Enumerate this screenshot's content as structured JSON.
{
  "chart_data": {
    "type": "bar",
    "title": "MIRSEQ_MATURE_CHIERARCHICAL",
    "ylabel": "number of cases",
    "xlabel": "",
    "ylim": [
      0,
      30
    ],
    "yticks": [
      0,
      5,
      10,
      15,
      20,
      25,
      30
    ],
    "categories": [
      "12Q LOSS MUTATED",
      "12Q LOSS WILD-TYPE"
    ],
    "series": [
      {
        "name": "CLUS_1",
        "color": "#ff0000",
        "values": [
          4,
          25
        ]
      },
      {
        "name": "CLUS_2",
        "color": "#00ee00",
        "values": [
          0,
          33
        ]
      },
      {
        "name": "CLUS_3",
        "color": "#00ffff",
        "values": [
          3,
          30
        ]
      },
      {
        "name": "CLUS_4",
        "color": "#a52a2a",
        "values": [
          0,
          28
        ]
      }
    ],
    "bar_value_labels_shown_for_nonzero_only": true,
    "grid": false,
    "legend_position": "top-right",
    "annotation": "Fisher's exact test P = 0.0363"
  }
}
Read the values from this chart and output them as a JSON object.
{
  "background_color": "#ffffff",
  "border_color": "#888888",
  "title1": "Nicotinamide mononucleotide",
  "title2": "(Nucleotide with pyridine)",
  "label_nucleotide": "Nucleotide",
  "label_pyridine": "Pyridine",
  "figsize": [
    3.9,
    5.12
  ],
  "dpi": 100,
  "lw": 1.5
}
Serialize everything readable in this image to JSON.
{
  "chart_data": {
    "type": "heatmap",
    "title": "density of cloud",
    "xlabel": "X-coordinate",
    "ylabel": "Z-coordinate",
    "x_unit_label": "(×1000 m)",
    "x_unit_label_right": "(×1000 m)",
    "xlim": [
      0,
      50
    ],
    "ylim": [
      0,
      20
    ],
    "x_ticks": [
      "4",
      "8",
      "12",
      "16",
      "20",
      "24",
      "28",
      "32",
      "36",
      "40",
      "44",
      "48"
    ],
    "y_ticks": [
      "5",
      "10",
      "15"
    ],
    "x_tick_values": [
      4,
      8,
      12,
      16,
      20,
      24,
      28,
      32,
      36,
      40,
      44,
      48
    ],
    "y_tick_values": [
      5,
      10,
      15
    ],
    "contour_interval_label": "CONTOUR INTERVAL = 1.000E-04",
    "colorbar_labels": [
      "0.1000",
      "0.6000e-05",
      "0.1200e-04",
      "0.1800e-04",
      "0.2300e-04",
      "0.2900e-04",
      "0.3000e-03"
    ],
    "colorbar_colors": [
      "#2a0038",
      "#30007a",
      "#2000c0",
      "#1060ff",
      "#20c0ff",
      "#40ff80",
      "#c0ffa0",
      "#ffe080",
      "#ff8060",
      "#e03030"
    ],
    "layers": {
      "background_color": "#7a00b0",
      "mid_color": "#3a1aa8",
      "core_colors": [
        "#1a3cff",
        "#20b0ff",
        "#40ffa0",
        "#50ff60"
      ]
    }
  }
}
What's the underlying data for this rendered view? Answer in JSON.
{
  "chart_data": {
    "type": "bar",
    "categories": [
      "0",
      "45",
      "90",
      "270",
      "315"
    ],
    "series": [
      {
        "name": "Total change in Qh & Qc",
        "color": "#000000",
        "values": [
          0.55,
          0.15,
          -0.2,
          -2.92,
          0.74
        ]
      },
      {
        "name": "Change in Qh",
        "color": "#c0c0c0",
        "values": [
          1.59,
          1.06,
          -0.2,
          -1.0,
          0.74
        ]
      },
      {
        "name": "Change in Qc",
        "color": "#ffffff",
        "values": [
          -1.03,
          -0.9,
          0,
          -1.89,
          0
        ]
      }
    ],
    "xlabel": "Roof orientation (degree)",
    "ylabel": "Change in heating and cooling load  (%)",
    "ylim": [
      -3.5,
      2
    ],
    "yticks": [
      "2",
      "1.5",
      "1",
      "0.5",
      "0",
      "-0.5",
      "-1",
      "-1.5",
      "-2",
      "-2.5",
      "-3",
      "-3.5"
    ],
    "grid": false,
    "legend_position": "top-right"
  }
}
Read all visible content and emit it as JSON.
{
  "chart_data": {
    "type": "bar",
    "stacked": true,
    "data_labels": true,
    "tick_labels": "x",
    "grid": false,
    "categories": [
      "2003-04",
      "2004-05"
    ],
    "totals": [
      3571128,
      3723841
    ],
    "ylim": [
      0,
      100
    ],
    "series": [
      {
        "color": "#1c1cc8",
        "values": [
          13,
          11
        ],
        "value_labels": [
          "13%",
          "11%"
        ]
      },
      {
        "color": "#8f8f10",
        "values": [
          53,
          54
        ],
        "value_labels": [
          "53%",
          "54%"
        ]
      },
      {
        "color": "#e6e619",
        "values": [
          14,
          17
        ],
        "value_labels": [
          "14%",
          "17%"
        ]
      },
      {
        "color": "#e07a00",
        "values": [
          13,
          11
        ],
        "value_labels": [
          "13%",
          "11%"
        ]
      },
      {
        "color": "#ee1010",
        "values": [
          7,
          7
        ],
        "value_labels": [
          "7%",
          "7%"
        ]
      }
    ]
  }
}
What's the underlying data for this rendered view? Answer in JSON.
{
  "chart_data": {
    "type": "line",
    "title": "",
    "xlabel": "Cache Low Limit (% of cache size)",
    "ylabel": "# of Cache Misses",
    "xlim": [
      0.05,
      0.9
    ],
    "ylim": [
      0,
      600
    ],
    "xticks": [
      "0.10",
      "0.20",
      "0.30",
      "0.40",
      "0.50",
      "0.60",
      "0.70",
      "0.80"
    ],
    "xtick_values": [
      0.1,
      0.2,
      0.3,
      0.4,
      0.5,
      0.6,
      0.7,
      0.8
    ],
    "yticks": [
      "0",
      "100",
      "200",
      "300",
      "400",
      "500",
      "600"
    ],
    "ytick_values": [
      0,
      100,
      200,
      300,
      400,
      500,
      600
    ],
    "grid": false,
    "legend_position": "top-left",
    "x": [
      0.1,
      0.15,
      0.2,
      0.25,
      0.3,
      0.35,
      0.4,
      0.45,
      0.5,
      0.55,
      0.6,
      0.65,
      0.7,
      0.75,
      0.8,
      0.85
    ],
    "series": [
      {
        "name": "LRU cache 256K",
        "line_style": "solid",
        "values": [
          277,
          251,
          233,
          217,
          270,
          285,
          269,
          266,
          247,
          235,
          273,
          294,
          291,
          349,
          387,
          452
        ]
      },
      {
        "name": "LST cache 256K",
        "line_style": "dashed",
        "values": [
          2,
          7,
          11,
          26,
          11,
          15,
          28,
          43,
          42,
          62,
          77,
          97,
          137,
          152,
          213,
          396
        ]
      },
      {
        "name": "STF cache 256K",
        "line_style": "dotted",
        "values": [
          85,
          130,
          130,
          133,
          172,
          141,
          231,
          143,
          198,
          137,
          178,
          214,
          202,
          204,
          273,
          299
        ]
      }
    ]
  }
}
■ ■ ■
Go through the data above and find the lines with the word "name". Copy each of those lines.

        "name": "CLUS_1",
        "name": "CLUS_2",
        "name": "CLUS_3",
        "name": "CLUS_4",
        "name": "Total change in Qh & Qc",
        "name": "Change in Qh",
        "name": "Change in Qc",
        "name": "LRU cache 256K",
        "name": "LST cache 256K",
        "name": "STF cache 256K",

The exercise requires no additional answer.